Abraha
Abraha, Lingua geez Abreha; in arabo أبرهة الحبشي?, Abraha al-ḥabašī, "Abraha l'abissino" o Abraha al-ashram, in arabo أبرهة الأشرم?, "Abraha dal naso mozzato" (... – dopo il 553), è stato un condottiero abissino che, per conto del sovrano di Aksum, conquistò lo Yemen. Nominato viceré, si rese di fatto sovrano indipendente nel 525,[1] proclamandosi re dello Yemen, in cui regnò fino al 553 circa[2].
Biografia
È difficile indicare date certe riguardo agli avvenimenti della sua vita.
Origini
Procopio di Cesarea lo descrive come un apparente cristiano, già schiavo d'un bizantino stabilitosi ad Adulis, in Etiopia, dove operava commerci marittimi[3]. Ṭabarī scrive che Abraha si chiamava Abû Yaksum al-Ashram Abraha ben al-Sabâh e che apparteneva alla stirpe dei re d'Abissinia.[4]
Verso il 520/523, Dhu Nuwas, re arabo convertito al Giudaismo, era al potere nel regno di Himyar e, forse per motivi biecamente finanziari,[5] forse per smania missionaria, uccise i cristiani dell'oasi di Najrān. Questo episodio è ricordato nel Corano[6][7]. Un'antica tradizione fa risalire al regno dell'imperatore Costanzo II la conversione dell'oasi di Najran. La città aveva un vescovo che dipendeva probabilmente dalla Chiesa copta ortodossa d'Etiopia.

| ISTRUZIONE DATA |
Trascrivi per intero il testo su Abraha, senza alcuna modifica.

| MATERIALE RACCOLTO |

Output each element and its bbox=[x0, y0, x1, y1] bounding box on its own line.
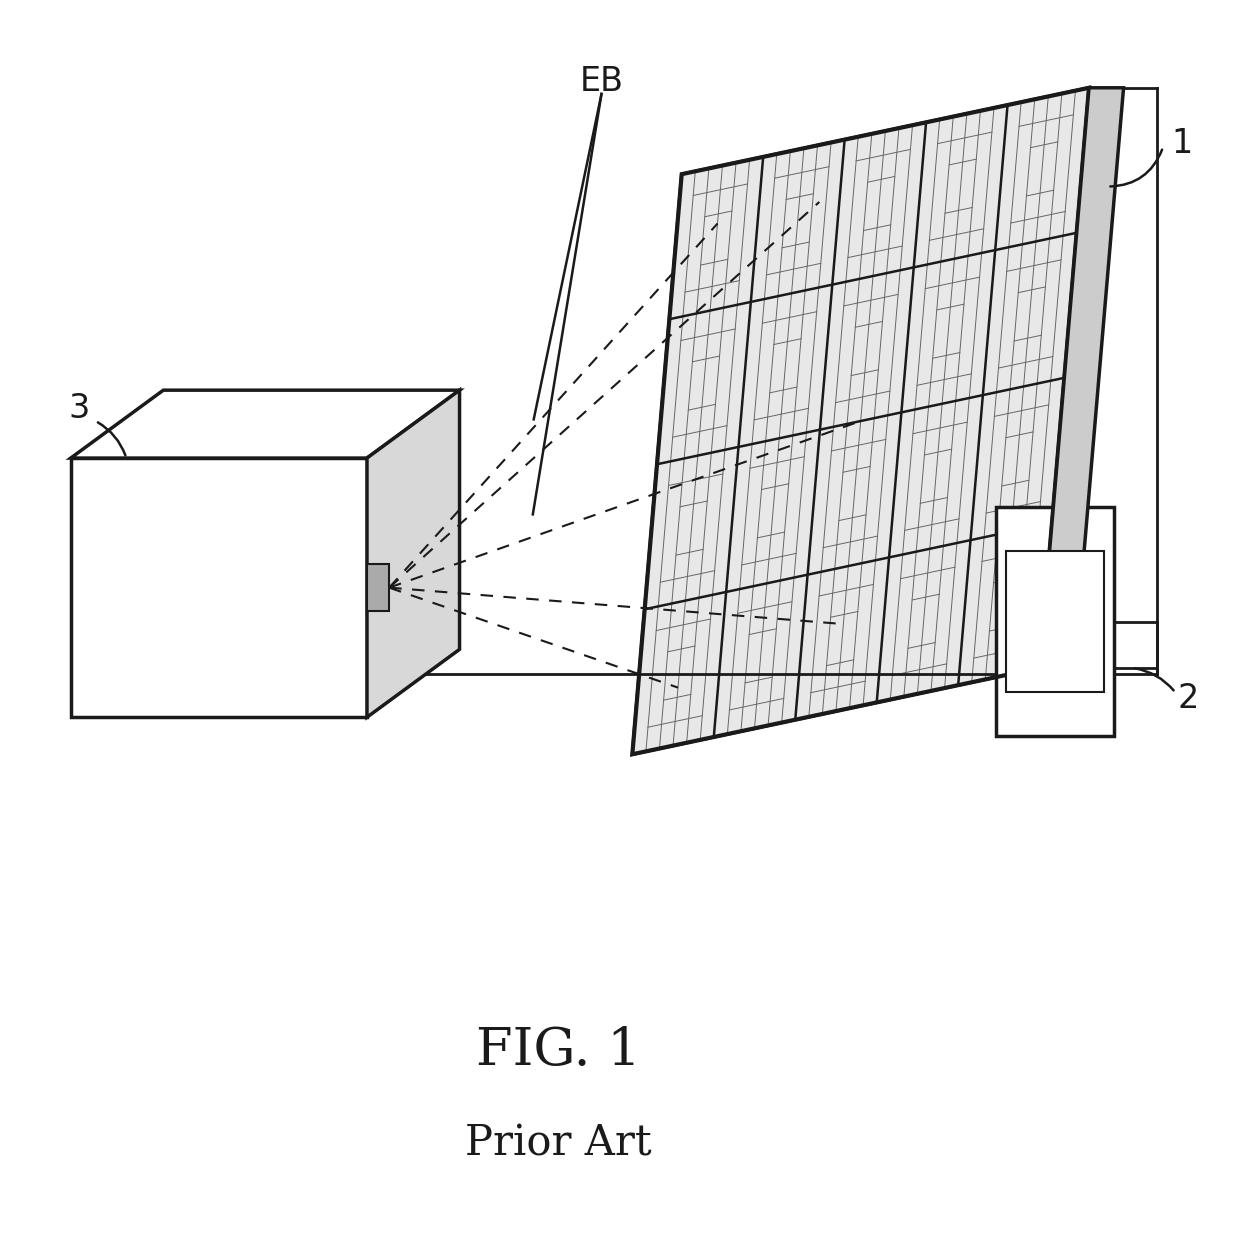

| RISULTATO |
Abraha
Abraha, Lingua geez Abreha; in arabo أبرهة الحبشي?, Abraha al-ḥabašī, "Abraha l'abissino" o Abraha al-ashram, in arabo أبرهة الأشرم?, "Abraha dal naso mozzato" (... – dopo il 553), è stato un condottiero abissino che, per conto del sovrano di Aksum, conquistò lo Yemen. Nominato viceré, si rese di fatto sovrano indipendente nel 525,[1] proclamandosi re dello Yemen, in cui regnò fino al 553 circa[2].
Biografia
È difficile indicare date certe riguardo agli avvenimenti della sua vita.
Origini
Procopio di Cesarea lo descrive come un apparente cristiano, già schiavo d'un bizantino stabilitosi ad Adulis, in Etiopia, dove operava commerci marittimi[3]. Ṭabarī scrive che Abraha si chiamava Abû Yaksum al-Ashram Abraha ben al-Sabâh e che apparteneva alla stirpe dei re d'Abissinia.[4]
Verso il 520/523, Dhu Nuwas, re arabo convertito al Giudaismo, era al potere nel regno di Himyar e, forse per motivi biecamente finanziari,[5] forse per smania missionaria, uccise i cristiani dell'oasi di Najrān. Questo episodio è ricordato nel Corano[6][7]. Un'antica tradizione fa risalire al regno dell'imperatore Costanzo II la conversione dell'oasi di Najran. La città aveva un vescovo che dipendeva probabilmente dalla Chiesa copta ortodossa d'Etiopia.